'''
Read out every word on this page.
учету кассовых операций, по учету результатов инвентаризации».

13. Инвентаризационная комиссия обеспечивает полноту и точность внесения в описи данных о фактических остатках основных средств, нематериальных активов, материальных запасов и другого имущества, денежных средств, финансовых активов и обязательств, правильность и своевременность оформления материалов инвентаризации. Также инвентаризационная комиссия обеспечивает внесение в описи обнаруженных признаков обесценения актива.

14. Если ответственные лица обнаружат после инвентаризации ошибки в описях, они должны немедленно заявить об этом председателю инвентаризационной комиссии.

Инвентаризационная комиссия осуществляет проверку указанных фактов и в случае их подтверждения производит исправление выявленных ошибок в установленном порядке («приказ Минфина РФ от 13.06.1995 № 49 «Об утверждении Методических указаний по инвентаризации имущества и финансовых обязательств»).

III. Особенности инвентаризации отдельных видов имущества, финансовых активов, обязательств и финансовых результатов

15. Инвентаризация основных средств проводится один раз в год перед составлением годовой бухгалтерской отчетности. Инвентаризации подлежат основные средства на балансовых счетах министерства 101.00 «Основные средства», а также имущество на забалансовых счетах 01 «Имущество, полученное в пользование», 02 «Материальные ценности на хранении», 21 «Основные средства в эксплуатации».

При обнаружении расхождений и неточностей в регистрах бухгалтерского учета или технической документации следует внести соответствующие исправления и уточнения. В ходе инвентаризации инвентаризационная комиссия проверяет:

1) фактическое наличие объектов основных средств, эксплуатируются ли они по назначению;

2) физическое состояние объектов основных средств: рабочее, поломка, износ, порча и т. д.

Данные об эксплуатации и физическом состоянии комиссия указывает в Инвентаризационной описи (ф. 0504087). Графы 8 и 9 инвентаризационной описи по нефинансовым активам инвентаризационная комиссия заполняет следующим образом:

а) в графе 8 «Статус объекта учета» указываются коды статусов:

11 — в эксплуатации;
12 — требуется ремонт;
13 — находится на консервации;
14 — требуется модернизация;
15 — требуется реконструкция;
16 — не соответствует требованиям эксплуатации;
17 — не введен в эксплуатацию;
'''
The data above must be returned in full, exactly as written.

TASK RESULT:
Read out every word on this page.
учету кассовых операций, по учету результатов инвентаризации».

13. Инвентаризационная комиссия обеспечивает полноту и точность внесения в описи данных о фактических остатках основных средств, нематериальных активов, материальных запасов и другого имущества, денежных средств, финансовых активов и обязательств, правильность и своевременность оформления материалов инвентаризации. Также инвентаризационная комиссия обеспечивает внесение в описи обнаруженных признаков обесценения актива.

14. Если ответственные лица обнаружат после инвентаризации ошибки в описях, они должны немедленно заявить об этом председателю инвентаризационной комиссии.

Инвентаризационная комиссия осуществляет проверку указанных фактов и в случае их подтверждения производит исправление выявленных ошибок в установленном порядке («приказ Минфина РФ от 13.06.1995 № 49 «Об утверждении Методических указаний по инвентаризации имущества и финансовых обязательств»).

III. Особенности инвентаризации отдельных видов имущества, финансовых активов, обязательств и финансовых результатов

15. Инвентаризация основных средств проводится один раз в год перед составлением годовой бухгалтерской отчетности. Инвентаризации подлежат основные средства на балансовых счетах министерства 101.00 «Основные средства», а также имущество на забалансовых счетах 01 «Имущество, полученное в пользование», 02 «Материальные ценности на хранении», 21 «Основные средства в эксплуатации».

При обнаружении расхождений и неточностей в регистрах бухгалтерского учета или технической документации следует внести соответствующие исправления и уточнения. В ходе инвентаризации инвентаризационная комиссия проверяет:

1) фактическое наличие объектов основных средств, эксплуатируются ли они по назначению;

2) физическое состояние объектов основных средств: рабочее, поломка, износ, порча и т. д.

Данные об эксплуатации и физическом состоянии комиссия указывает в Инвентаризационной описи (ф. 0504087). Графы 8 и 9 инвентаризационной описи по нефинансовым активам инвентаризационная комиссия заполняет следующим образом:

а) в графе 8 «Статус объекта учета» указываются коды статусов:

11 — в эксплуатации;
12 — требуется ремонт;
13 — находится на консервации;
14 — требуется модернизация;
15 — требуется реконструкция;
16 — не соответствует требованиям эксплуатации;
17 — не введен в эксплуатацию;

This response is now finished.